Figure record extracts:
---

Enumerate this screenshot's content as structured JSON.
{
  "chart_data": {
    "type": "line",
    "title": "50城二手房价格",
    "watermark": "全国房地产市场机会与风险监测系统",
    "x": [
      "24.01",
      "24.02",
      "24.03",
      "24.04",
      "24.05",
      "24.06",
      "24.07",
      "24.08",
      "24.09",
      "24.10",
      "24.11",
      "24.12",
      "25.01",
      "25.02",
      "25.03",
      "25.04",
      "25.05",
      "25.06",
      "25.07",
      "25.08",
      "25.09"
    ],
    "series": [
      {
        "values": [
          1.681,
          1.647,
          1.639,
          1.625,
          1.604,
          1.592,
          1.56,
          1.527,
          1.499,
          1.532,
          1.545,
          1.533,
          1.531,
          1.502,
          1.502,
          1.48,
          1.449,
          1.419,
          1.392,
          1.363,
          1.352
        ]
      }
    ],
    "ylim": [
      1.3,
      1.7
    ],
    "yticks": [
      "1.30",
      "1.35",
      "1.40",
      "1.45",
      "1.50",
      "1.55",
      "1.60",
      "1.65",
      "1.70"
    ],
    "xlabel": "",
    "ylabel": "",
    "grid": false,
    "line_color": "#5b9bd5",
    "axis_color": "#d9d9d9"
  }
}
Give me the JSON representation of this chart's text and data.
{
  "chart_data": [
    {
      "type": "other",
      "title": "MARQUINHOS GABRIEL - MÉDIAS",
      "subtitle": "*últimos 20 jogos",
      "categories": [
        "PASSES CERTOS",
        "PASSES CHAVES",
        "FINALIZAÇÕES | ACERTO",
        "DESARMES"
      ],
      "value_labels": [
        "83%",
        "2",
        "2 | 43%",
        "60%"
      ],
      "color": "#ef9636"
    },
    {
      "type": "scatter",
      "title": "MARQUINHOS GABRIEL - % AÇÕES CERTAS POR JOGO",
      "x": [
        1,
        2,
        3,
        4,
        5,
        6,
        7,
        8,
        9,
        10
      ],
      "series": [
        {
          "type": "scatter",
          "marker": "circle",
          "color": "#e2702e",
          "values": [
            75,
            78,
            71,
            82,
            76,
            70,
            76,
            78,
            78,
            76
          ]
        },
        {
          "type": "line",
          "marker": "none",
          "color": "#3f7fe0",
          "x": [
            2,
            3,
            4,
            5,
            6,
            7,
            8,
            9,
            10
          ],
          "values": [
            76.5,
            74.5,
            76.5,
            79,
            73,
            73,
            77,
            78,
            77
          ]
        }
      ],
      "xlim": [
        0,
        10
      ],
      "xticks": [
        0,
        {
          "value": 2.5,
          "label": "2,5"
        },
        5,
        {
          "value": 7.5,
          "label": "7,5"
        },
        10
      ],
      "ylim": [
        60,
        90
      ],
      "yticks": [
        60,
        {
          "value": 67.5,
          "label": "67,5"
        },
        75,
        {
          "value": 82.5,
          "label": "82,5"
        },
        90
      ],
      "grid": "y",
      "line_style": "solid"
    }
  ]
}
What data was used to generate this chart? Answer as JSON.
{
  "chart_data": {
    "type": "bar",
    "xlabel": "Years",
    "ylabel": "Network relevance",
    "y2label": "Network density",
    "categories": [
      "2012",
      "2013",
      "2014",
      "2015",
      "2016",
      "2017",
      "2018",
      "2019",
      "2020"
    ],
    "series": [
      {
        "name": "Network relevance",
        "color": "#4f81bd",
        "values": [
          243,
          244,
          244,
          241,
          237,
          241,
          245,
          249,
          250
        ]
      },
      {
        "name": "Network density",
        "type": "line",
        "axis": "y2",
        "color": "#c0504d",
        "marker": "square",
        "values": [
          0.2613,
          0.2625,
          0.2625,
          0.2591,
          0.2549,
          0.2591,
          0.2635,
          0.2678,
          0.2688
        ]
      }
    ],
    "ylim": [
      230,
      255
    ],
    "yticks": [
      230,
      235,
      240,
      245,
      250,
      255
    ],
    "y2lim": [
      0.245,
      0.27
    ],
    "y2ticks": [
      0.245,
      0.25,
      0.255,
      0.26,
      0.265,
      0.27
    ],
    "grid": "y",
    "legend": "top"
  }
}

---

→ **INSTRUCTION**:
Above are some records; extract every one of them exactly.

→ **FINAL RESULT**:
Enumerate this screenshot's content as structured JSON.
{
  "chart_data": {
    "type": "line",
    "title": "50城二手房价格",
    "watermark": "全国房地产市场机会与风险监测系统",
    "x": [
      "24.01",
      "24.02",
      "24.03",
      "24.04",
      "24.05",
      "24.06",
      "24.07",
      "24.08",
      "24.09",
      "24.10",
      "24.11",
      "24.12",
      "25.01",
      "25.02",
      "25.03",
      "25.04",
      "25.05",
      "25.06",
      "25.07",
      "25.08",
      "25.09"
    ],
    "series": [
      {
        "values": [
          1.681,
          1.647,
          1.639,
          1.625,
          1.604,
          1.592,
          1.56,
          1.527,
          1.499,
          1.532,
          1.545,
          1.533,
          1.531,
          1.502,
          1.502,
          1.48,
          1.449,
          1.419,
          1.392,
          1.363,
          1.352
        ]
      }
    ],
    "ylim": [
      1.3,
      1.7
    ],
    "yticks": [
      "1.30",
      "1.35",
      "1.40",
      "1.45",
      "1.50",
      "1.55",
      "1.60",
      "1.65",
      "1.70"
    ],
    "xlabel": "",
    "ylabel": "",
    "grid": false,
    "line_color": "#5b9bd5",
    "axis_color": "#d9d9d9"
  }
}
Give me the JSON representation of this chart's text and data.
{
  "chart_data": [
    {
      "type": "other",
      "title": "MARQUINHOS GABRIEL - MÉDIAS",
      "subtitle": "*últimos 20 jogos",
      "categories": [
        "PASSES CERTOS",
        "PASSES CHAVES",
        "FINALIZAÇÕES | ACERTO",
        "DESARMES"
      ],
      "value_labels": [
        "83%",
        "2",
        "2 | 43%",
        "60%"
      ],
      "color": "#ef9636"
    },
    {
      "type": "scatter",
      "title": "MARQUINHOS GABRIEL - % AÇÕES CERTAS POR JOGO",
      "x": [
        1,
        2,
        3,
        4,
        5,
        6,
        7,
        8,
        9,
        10
      ],
      "series": [
        {
          "type": "scatter",
          "marker": "circle",
          "color": "#e2702e",
          "values": [
            75,
            78,
            71,
            82,
            76,
            70,
            76,
            78,
            78,
            76
          ]
        },
        {
          "type": "line",
          "marker": "none",
          "color": "#3f7fe0",
          "x": [
            2,
            3,
            4,
            5,
            6,
            7,
            8,
            9,
            10
          ],
          "values": [
            76.5,
            74.5,
            76.5,
            79,
            73,
            73,
            77,
            78,
            77
          ]
        }
      ],
      "xlim": [
        0,
        10
      ],
      "xticks": [
        0,
        {
          "value": 2.5,
          "label": "2,5"
        },
        5,
        {
          "value": 7.5,
          "label": "7,5"
        },
        10
      ],
      "ylim": [
        60,
        90
      ],
      "yticks": [
        60,
        {
          "value": 67.5,
          "label": "67,5"
        },
        75,
        {
          "value": 82.5,
          "label": "82,5"
        },
        90
      ],
      "grid": "y",
      "line_style": "solid"
    }
  ]
}
What data was used to generate this chart? Answer as JSON.
{
  "chart_data": {
    "type": "bar",
    "xlabel": "Years",
    "ylabel": "Network relevance",
    "y2label": "Network density",
    "categories": [
      "2012",
      "2013",
      "2014",
      "2015",
      "2016",
      "2017",
      "2018",
      "2019",
      "2020"
    ],
    "series": [
      {
        "name": "Network relevance",
        "color": "#4f81bd",
        "values": [
          243,
          244,
          244,
          241,
          237,
          241,
          245,
          249,
          250
        ]
      },
      {
        "name": "Network density",
        "type": "line",
        "axis": "y2",
        "color": "#c0504d",
        "marker": "square",
        "values": [
          0.2613,
          0.2625,
          0.2625,
          0.2591,
          0.2549,
          0.2591,
          0.2635,
          0.2678,
          0.2688
        ]
      }
    ],
    "ylim": [
      230,
      255
    ],
    "yticks": [
      230,
      235,
      240,
      245,
      250,
      255
    ],
    "y2lim": [
      0.245,
      0.27
    ],
    "y2ticks": [
      0.245,
      0.25,
      0.255,
      0.26,
      0.265,
      0.27
    ],
    "grid": "y",
    "legend": "top"
  }
}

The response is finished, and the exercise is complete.